** Start Data for this exercise **
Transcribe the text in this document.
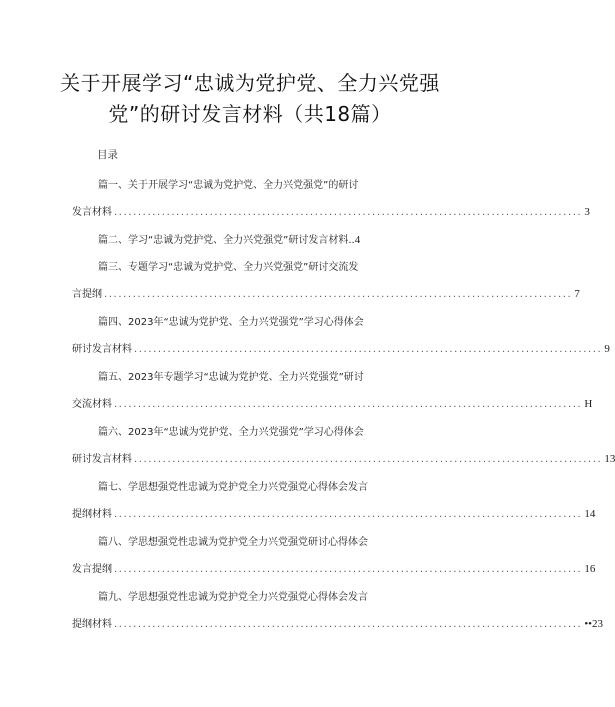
关于开展学习“忠诚为党护党、全力兴党强
党”的研讨发言材料（共18篇）
目录
篇一、关于开展学习“忠诚为党护党、全力兴党强党”的研讨
发言材料 .................................................................................................. 3
篇二、学习“忠诚为党护党、全力兴党强党”研讨发言材料..4
篇三、专题学习“忠诚为党护党、全力兴党强党”研讨交流发
言提纲 .................................................................................................. 7
篇四、2023年“忠诚为党护党、全力兴党强党”学习心得体会
研讨发言材料 .................................................................................................. 9
篇五、2023年专题学习“忠诚为党护党、全力兴党强党”研讨
交流材料 .................................................................................................. H
篇六、2023年“忠诚为党护党、全力兴党强党”学习心得体会
研讨发言材料 .................................................................................................. 13
篇七、学思想强党性忠诚为党护党全力兴党强党心得体会发言
提纲材料 .................................................................................................. 14
篇八、学思想强党性忠诚为党护党全力兴党强党研讨心得体会
发言提纲 .................................................................................................. 16
篇九、学思想强党性忠诚为党护党全力兴党强党心得体会发言
提纲材料 .................................................................................................. ••23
** End Data for this exercise **
• [What the task requires] Which lines hold the word "关于开展学习"? Return all of them from the records above.

• [Exercise result]
关于开展学习“忠诚为党护党、全力兴党强
篇一、关于开展学习“忠诚为党护党、全力兴党强党”的研讨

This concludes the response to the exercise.